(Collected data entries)
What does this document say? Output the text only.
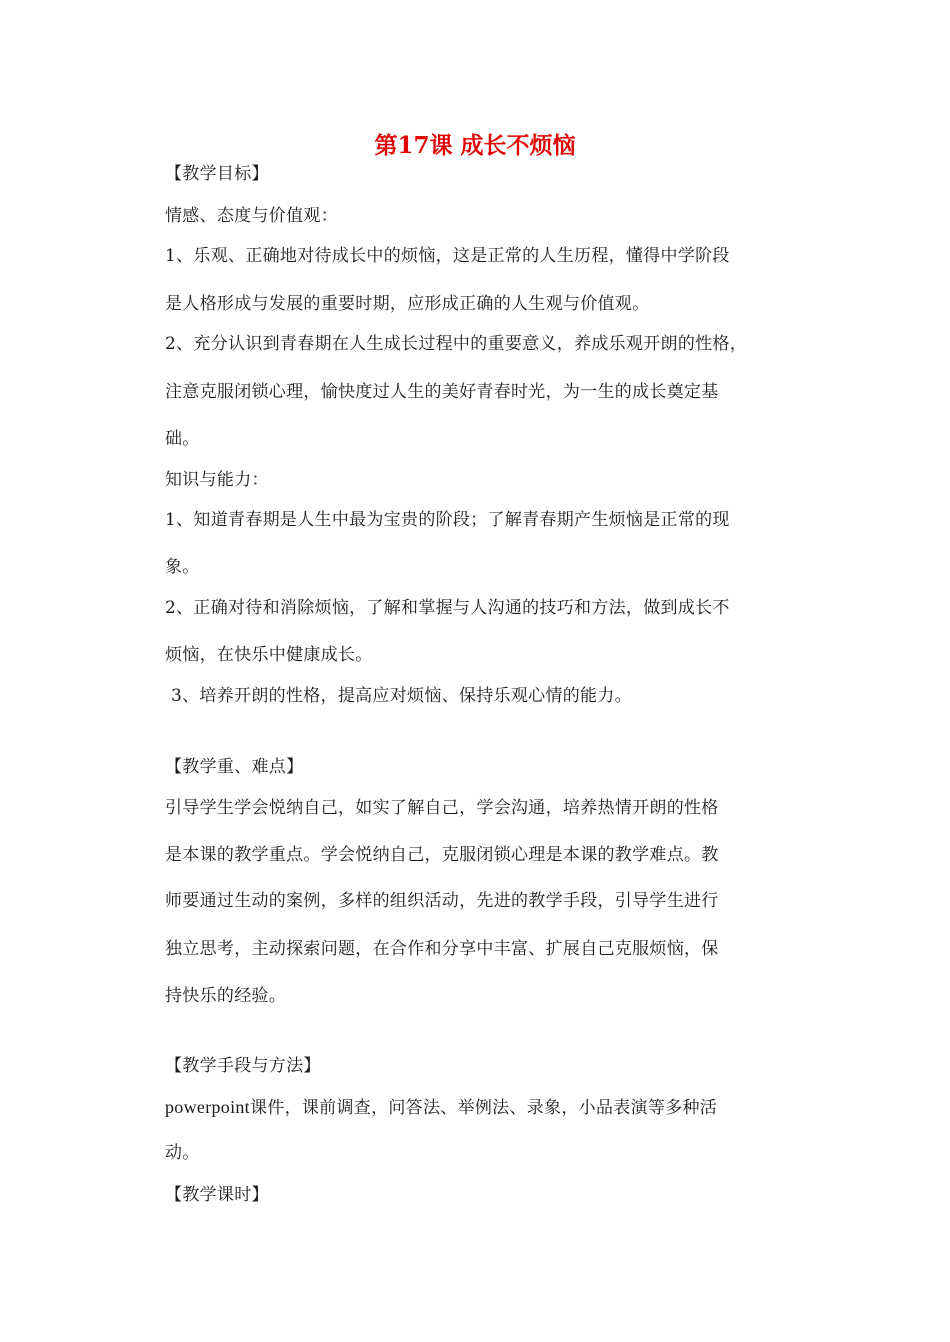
第17课 成长不烦恼
【教学目标】
情感、态度与价值观：
1、乐观、正确地对待成长中的烦恼，这是正常的人生历程，懂得中学阶段
是人格形成与发展的重要时期，应形成正确的人生观与价值观。
2、充分认识到青春期在人生成长过程中的重要意义，养成乐观开朗的性格，
注意克服闭锁心理，愉快度过人生的美好青春时光，为一生的成长奠定基
础。
知识与能力：
1、知道青春期是人生中最为宝贵的阶段；了解青春期产生烦恼是正常的现
象。
2、正确对待和消除烦恼，了解和掌握与人沟通的技巧和方法，做到成长不
烦恼，在快乐中健康成长。
3、培养开朗的性格，提高应对烦恼、保持乐观心情的能力。
【教学重、难点】
引导学生学会悦纳自己，如实了解自己，学会沟通，培养热情开朗的性格
是本课的教学重点。学会悦纳自己，克服闭锁心理是本课的教学难点。教
师要通过生动的案例，多样的组织活动，先进的教学手段，引导学生进行
独立思考，主动探索问题，在合作和分享中丰富、扩展自己克服烦恼，保
持快乐的经验。
【教学手段与方法】
powerpoint课件，课前调查，问答法、举例法、录象，小品表演等多种活
动。
【教学课时】
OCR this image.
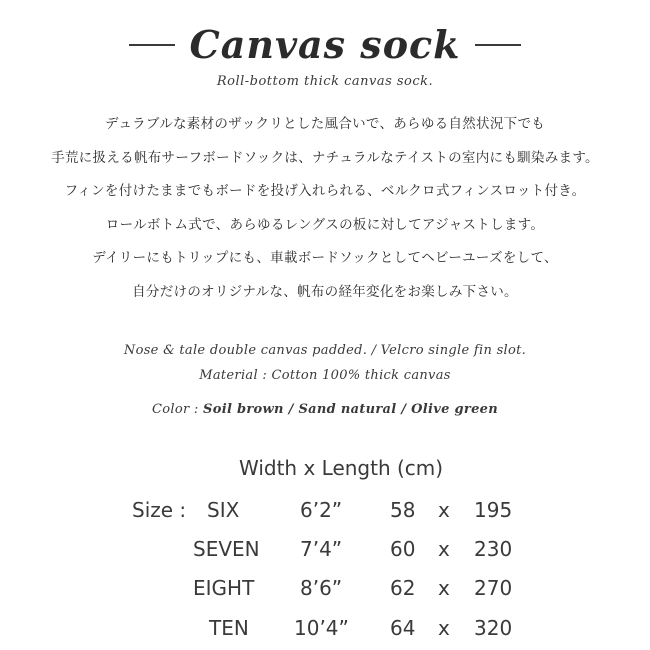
Canvas sock
Roll-bottom thick canvas sock.
デュラブルな素材のザックリとした風合いで、あらゆる自然状況下でも
手荒に扱える帆布サーフボードソックは、ナチュラルなテイストの室内にも馴染みます。
フィンを付けたままでもボードを投げ入れられる、ベルクロ式フィンスロット付き。
ロールボトム式で、あらゆるレングスの板に対してアジャストします。
デイリーにもトリップにも、車載ボードソックとしてヘビーユーズをして、
自分だけのオリジナルな、帆布の経年変化をお楽しみ下さい。
Nose & tale double canvas padded. / Velcro single fin slot.
Material : Cotton 100% thick canvas
Color : Soil brown / Sand natural / Olive green
Width x Length (cm)
Size : SIX	6’2” 58 x 195
SEVEN 7’4” 60 x 230
EIGHT 8’6” 62 x 270
TEN 10’4” 64 x 320
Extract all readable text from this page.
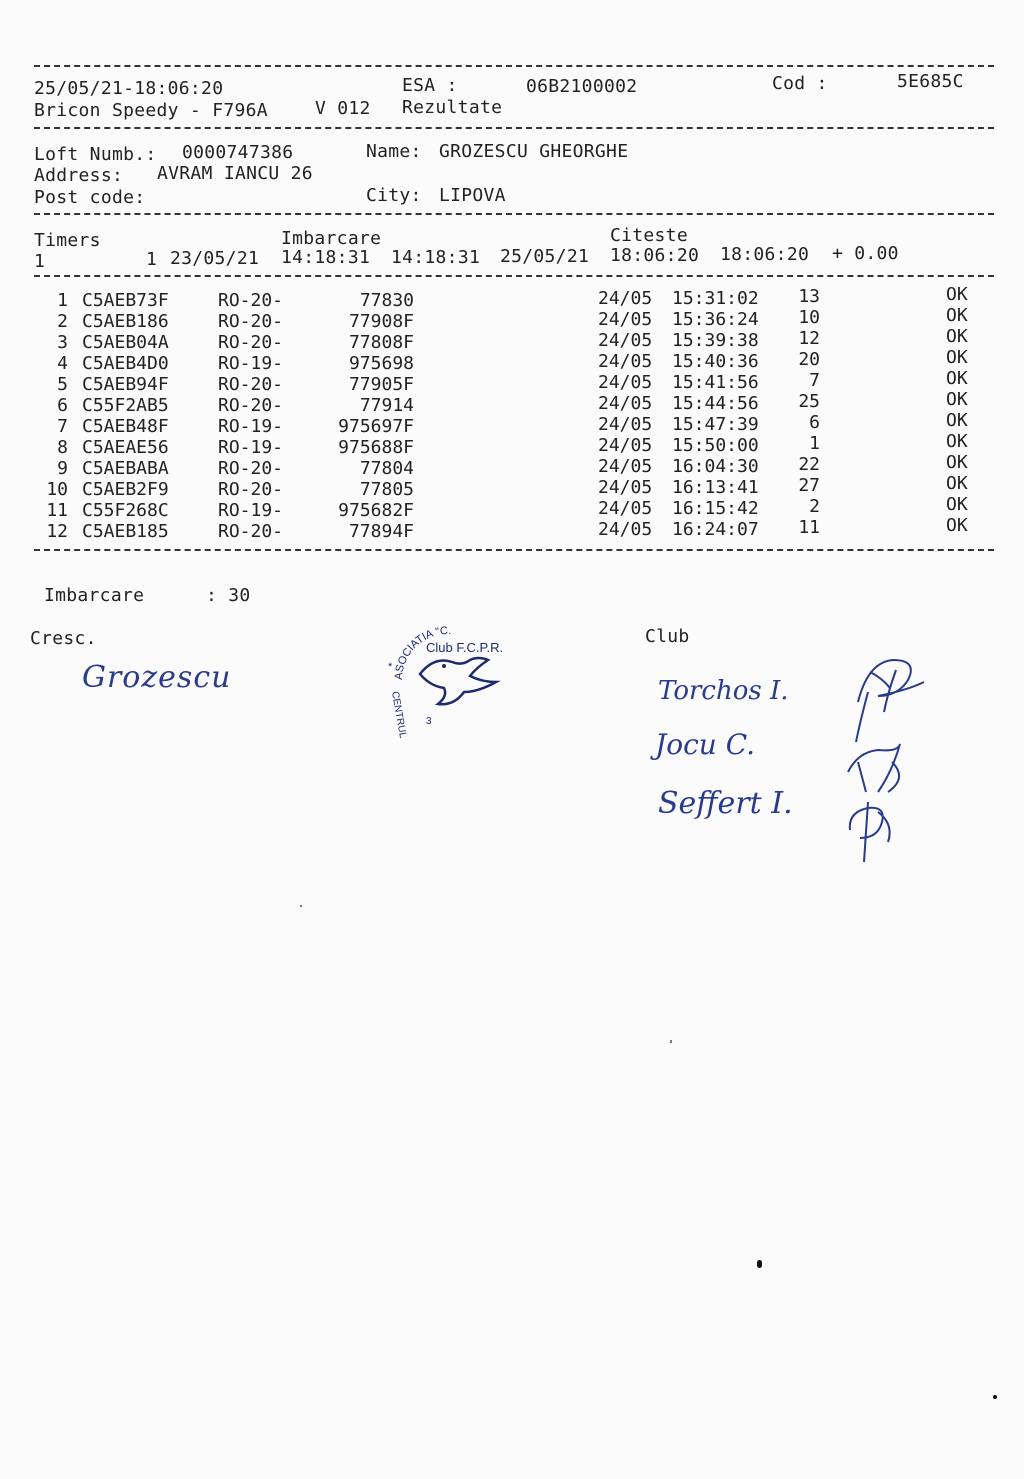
25/05/21-18:06:20	ESA :	06B2100002	Cod :	5E685C
Bricon Speedy - F796A	V 012 Rezultate
Loft Numb.: 0000747386	Name: GROZESCU GHEORGHE
Address: AVRAM IANCU 26
Post code:	City: LIPOVA
Timers	Imbarcare	Citeste
1	1 23/05/21 14:18:31 14:18:31 25/05/21 18:06:20 18:06:20 + 0.00
1 C5AEB73F	RO-20-	77830	24/05 15:31:02	13	OK
2 C5AEB186	RO-20-	77908F	24/05 15:36:24	10	OK
3 C5AEB04A	RO-20-	77808F	24/05 15:39:38	12	OK
4 C5AEB4D0	RO-19-	975698	24/05 15:40:36	20	OK
5 C5AEB94F	RO-20-	77905F	24/05 15:41:56	7	OK
6 C55F2AB5	RO-20-	77914	24/05 15:44:56	25	OK
7 C5AEB48F	RO-19-	975697F	24/05 15:47:39	6	OK
8 C5AEAE56	RO-19-	975688F	24/05 15:50:00	1	OK
9 C5AEBABA	RO-20-	77804	24/05 16:04:30	22	OK
10 C5AEB2F9	RO-20-	77805	24/05 16:13:41	27	OK
11 C55F268C	RO-19-	975682F	24/05 16:15:42	2	OK
12 C5AEB185	RO-20-	77894F	24/05 16:24:07	11	OK
Imbarcare	: 30
Cresc.	Club
Grozescu	ASOCIATIA "C.
Club F.C.P.R.
CENTRUL
*
3
Torchos I.
Jocu C.
Seffert I.
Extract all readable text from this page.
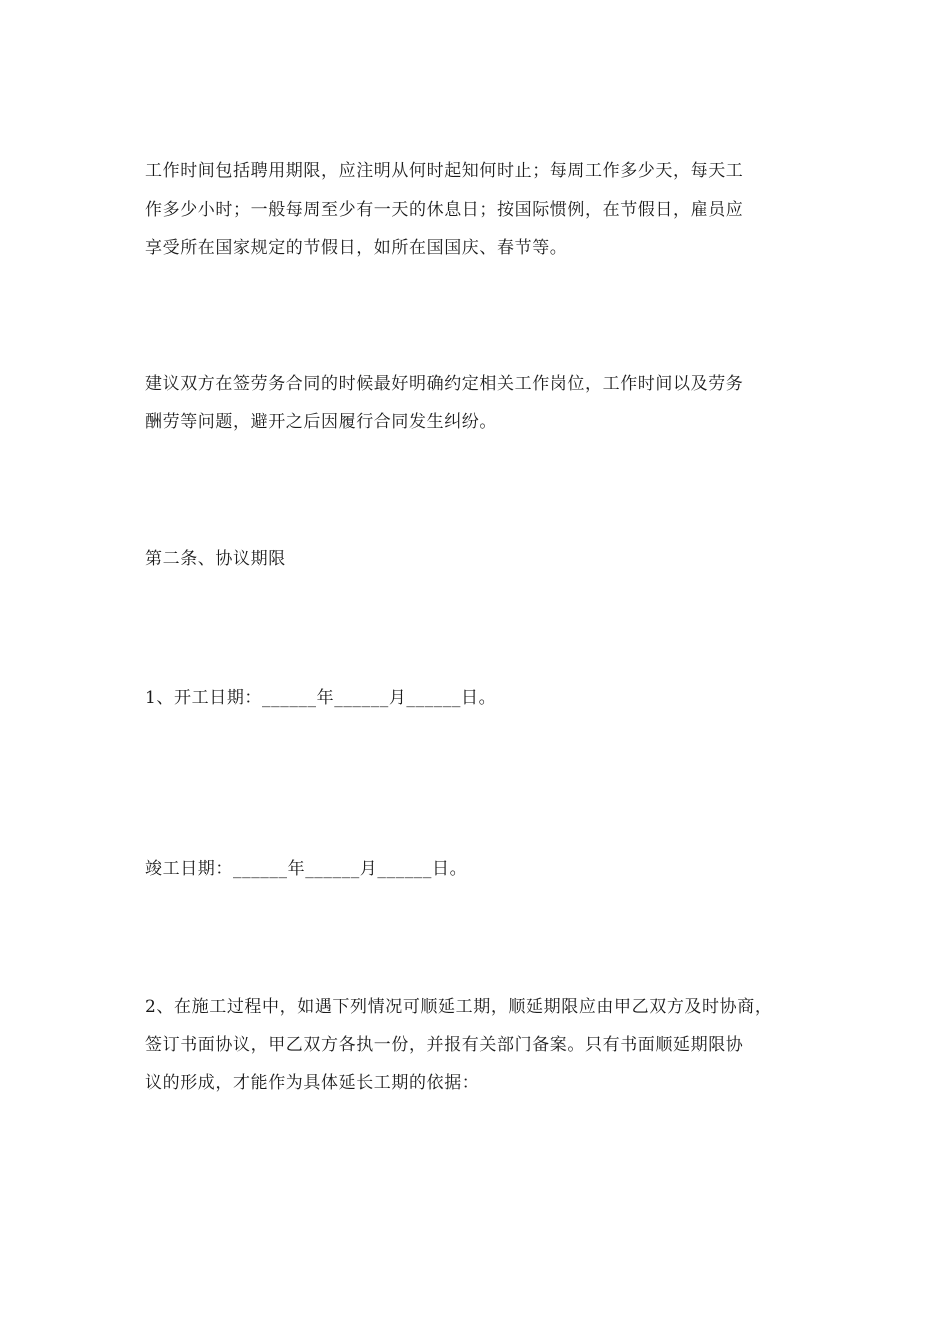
工作时间包括聘用期限，应注明从何时起知何时止；每周工作多少天，每天工
作多少小时；一般每周至少有一天的休息日；按国际惯例，在节假日，雇员应
享受所在国家规定的节假日，如所在国国庆、春节等。
建议双方在签劳务合同的时候最好明确约定相关工作岗位，工作时间以及劳务
酬劳等问题，避开之后因履行合同发生纠纷。
第二条、协议期限
1、开工日期：______年______月______日。
竣工日期：______年______月______日。
2、在施工过程中，如遇下列情况可顺延工期，顺延期限应由甲乙双方及时协商，
签订书面协议，甲乙双方各执一份，并报有关部门备案。只有书面顺延期限协
议的形成，才能作为具体延长工期的依据：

_Description of the task_: From the listing above, copy every line that holds the string "this".

_Solved exercise_:
What does this document say? Output the text only.
OCR this image.
Extract all readable text from this page.
Extract all readable text from this page.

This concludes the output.